--- Material for the task ---

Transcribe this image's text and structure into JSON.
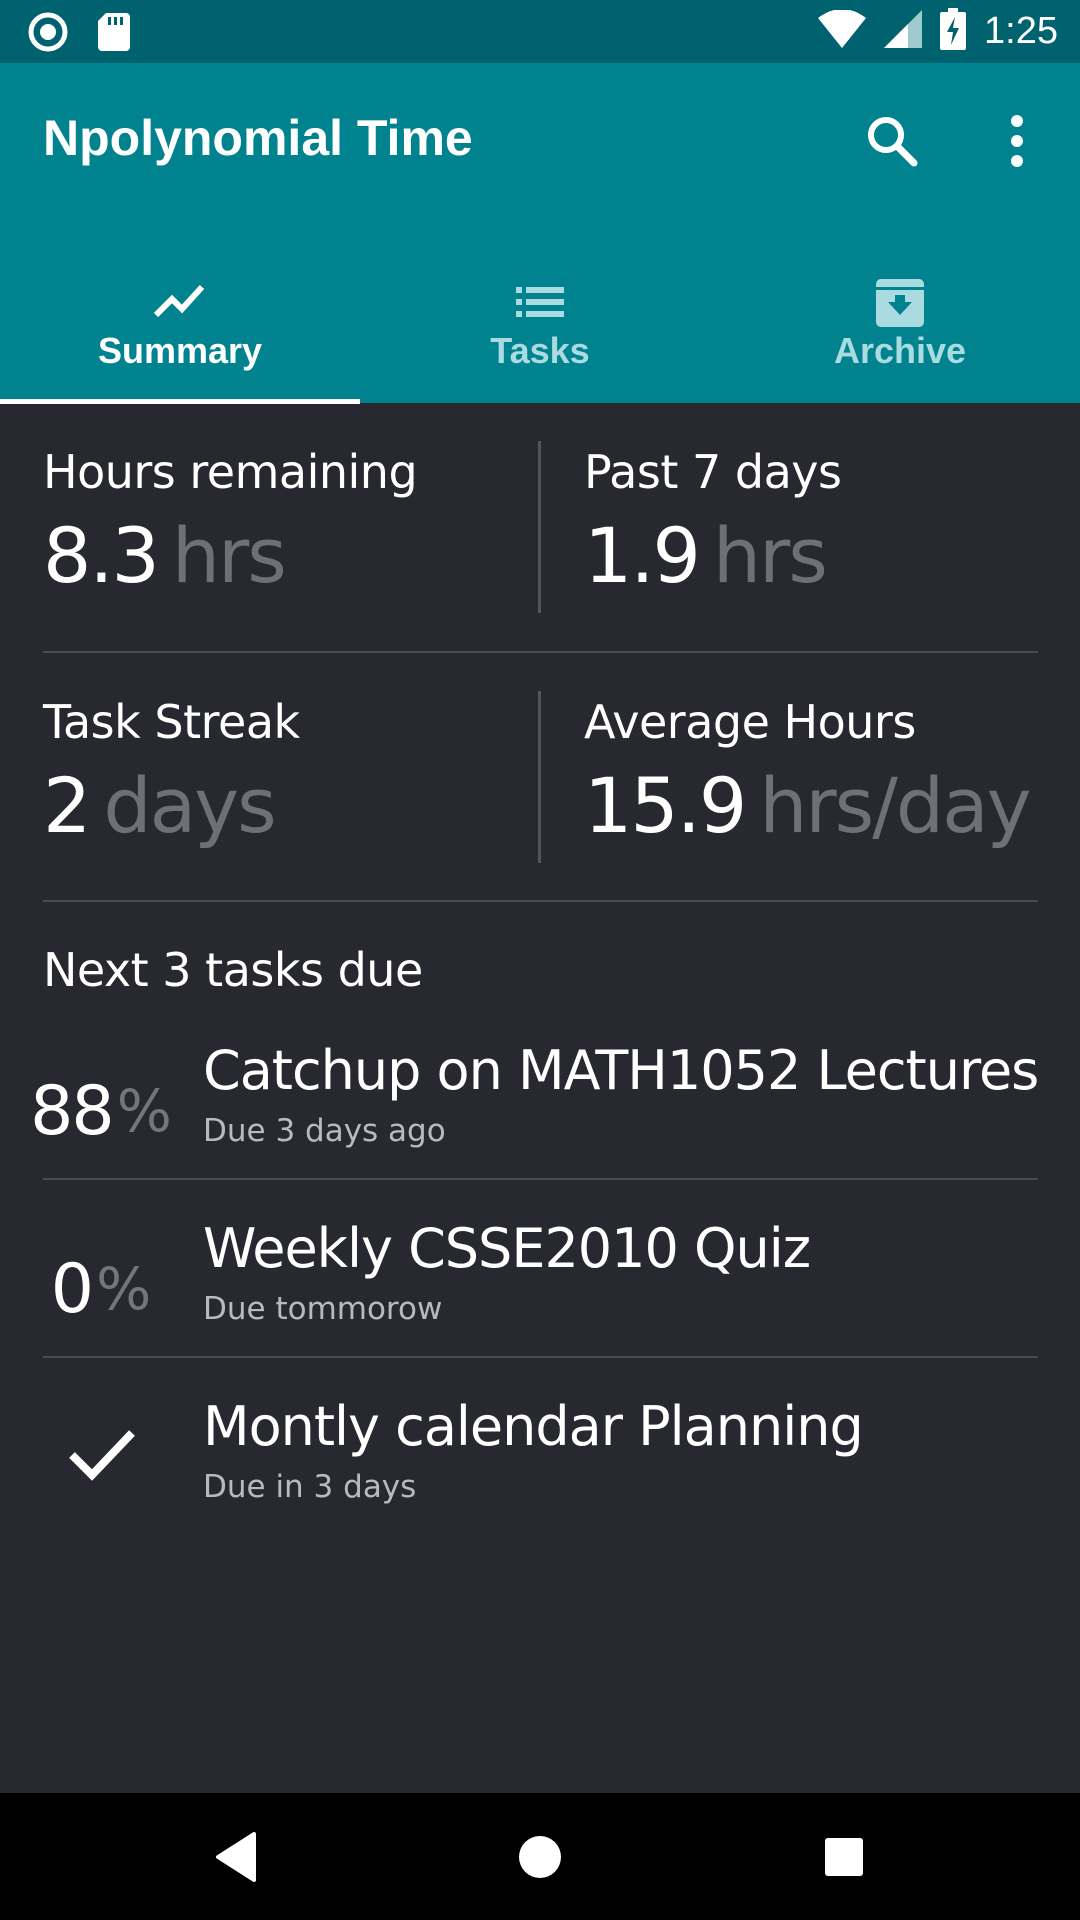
{
  "status_bar": {
    "time": "1:25",
    "icons": [
      "record-icon",
      "sd-card-icon",
      "wifi-icon",
      "signal-icon",
      "battery-charging-icon"
    ]
  },
  "app_bar": {
    "title": "Npolynomial Time",
    "actions": [
      "search-icon",
      "more-vert-icon"
    ]
  },
  "tabs": [
    {
      "label": "Summary",
      "icon": "trending-icon",
      "active": true
    },
    {
      "label": "Tasks",
      "icon": "list-icon",
      "active": false
    },
    {
      "label": "Archive",
      "icon": "archive-icon",
      "active": false
    }
  ],
  "stats": {
    "hours_remaining": {
      "label": "Hours remaining",
      "value": "8.3",
      "unit": "hrs"
    },
    "past_7_days": {
      "label": "Past 7 days",
      "value": "1.9",
      "unit": "hrs"
    },
    "task_streak": {
      "label": "Task Streak",
      "value": "2",
      "unit": "days"
    },
    "average_hours": {
      "label": "Average Hours",
      "value": "15.9",
      "unit": "hrs/day"
    }
  },
  "next_tasks": {
    "title": "Next 3 tasks due",
    "items": [
      {
        "progress": "88",
        "percent_sign": "%",
        "name": "Catchup on MATH1052 Lectures",
        "due": "Due 3 days ago",
        "completed": false
      },
      {
        "progress": "0",
        "percent_sign": "%",
        "name": "Weekly CSSE2010 Quiz",
        "due": "Due tommorow",
        "completed": false
      },
      {
        "name": "Montly calendar Planning",
        "due": "Due in 3 days",
        "completed": true,
        "icon": "check-icon"
      }
    ]
  },
  "nav_bar": {
    "buttons": [
      "back-icon",
      "home-icon",
      "recents-icon"
    ]
  },
  "colors": {
    "primary": "#00838f",
    "primary_dark": "#00626e",
    "background": "#272830",
    "unit_text": "#6f7075",
    "inactive_tab": "#a9dbe0"
  }
}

---

#### What is being asked:
Identify the lines above with the word "name". Copy them.

#### Solution for this problem:
        "name": "Catchup on MATH1052 Lectures",
        "name": "Weekly CSSE2010 Quiz",
        "name": "Montly calendar Planning",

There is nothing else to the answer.